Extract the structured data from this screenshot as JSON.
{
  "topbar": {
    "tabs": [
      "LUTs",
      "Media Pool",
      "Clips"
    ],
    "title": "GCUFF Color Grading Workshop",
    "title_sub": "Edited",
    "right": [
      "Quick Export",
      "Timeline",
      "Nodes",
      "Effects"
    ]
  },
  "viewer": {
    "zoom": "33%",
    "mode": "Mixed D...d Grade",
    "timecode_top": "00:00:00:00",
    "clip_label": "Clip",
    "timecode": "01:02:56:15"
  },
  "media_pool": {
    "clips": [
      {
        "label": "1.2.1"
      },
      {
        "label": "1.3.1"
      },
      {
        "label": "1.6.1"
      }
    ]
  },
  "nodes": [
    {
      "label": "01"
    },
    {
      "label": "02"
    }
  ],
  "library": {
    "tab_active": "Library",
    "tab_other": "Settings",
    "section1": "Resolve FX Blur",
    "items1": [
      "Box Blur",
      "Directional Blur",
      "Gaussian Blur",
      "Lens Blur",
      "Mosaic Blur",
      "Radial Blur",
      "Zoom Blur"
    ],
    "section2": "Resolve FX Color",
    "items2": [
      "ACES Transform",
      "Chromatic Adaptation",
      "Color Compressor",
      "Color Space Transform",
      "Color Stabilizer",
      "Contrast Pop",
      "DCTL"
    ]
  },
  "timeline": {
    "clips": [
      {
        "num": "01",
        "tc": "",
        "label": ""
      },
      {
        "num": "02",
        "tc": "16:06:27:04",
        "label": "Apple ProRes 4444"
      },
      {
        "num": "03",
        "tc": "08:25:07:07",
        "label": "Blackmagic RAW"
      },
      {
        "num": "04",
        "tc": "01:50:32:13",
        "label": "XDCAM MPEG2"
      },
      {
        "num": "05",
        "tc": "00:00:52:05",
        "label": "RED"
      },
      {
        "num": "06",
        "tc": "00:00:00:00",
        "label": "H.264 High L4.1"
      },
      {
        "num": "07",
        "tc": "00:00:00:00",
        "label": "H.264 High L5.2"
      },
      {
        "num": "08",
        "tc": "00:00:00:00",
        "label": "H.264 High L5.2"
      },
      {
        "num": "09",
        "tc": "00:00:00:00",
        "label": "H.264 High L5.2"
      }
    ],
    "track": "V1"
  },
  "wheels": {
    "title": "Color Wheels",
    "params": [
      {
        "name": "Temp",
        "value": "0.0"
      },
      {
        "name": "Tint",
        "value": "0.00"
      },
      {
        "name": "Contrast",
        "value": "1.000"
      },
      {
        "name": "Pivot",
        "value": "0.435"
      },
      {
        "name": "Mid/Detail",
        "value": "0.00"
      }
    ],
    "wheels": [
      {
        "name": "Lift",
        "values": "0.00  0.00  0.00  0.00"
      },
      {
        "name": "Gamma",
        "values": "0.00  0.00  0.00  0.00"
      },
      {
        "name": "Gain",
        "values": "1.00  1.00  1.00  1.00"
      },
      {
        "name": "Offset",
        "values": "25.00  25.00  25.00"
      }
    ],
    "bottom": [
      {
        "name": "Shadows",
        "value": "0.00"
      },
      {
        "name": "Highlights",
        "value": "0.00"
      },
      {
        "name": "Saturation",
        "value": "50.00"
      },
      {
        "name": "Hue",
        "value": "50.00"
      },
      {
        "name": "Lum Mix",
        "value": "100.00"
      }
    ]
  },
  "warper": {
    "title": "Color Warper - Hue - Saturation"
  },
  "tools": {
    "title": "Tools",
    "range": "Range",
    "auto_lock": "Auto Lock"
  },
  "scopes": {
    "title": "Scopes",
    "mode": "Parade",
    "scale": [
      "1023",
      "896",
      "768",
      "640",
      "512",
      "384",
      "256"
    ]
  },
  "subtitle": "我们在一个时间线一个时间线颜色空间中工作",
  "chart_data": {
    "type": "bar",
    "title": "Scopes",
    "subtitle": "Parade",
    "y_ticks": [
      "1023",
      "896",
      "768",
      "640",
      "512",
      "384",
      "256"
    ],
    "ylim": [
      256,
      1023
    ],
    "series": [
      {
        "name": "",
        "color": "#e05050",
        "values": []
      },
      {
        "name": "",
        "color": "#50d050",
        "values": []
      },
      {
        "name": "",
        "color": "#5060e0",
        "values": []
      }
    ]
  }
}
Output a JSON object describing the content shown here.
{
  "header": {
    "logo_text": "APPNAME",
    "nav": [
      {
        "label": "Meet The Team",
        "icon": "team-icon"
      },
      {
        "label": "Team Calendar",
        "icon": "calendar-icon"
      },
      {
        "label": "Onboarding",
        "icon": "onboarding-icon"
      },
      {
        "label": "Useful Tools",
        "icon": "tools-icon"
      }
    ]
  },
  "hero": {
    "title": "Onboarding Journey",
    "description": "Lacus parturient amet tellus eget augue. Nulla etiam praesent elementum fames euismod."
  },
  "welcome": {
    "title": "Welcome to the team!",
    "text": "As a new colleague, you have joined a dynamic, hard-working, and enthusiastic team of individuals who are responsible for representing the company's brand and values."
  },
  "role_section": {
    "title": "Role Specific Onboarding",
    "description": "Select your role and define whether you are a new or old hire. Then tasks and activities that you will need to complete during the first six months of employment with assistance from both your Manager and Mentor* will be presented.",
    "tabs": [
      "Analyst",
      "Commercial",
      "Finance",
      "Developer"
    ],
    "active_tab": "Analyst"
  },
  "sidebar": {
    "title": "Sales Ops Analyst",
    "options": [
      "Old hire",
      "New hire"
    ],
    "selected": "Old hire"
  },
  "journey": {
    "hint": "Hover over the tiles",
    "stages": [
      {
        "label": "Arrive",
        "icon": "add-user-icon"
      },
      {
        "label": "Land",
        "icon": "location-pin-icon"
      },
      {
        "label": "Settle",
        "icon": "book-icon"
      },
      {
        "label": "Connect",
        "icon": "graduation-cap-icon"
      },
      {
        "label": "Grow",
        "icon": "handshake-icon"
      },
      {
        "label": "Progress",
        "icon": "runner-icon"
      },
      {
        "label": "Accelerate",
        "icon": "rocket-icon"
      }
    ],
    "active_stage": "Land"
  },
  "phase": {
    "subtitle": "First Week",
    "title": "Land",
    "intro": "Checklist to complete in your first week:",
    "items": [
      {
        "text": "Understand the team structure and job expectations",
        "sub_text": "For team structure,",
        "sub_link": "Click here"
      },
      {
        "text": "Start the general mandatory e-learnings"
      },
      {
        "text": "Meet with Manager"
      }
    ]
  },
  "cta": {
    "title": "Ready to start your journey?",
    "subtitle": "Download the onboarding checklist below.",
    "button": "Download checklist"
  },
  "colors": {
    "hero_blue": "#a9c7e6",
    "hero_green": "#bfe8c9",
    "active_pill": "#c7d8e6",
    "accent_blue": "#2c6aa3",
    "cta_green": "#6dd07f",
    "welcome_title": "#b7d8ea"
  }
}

▶ _PROBLEM DETAILS_
Copy out every line of the data that includes "Manager".

▶ _RESULT OF THIS TASK_
    "description": "Select your role and define whether you are a new or old hire. Then tasks and activities that you will need to complete during the first six months of employment with assistance from both your Manager and Mentor* will be presented.",
        "text": "Meet with Manager"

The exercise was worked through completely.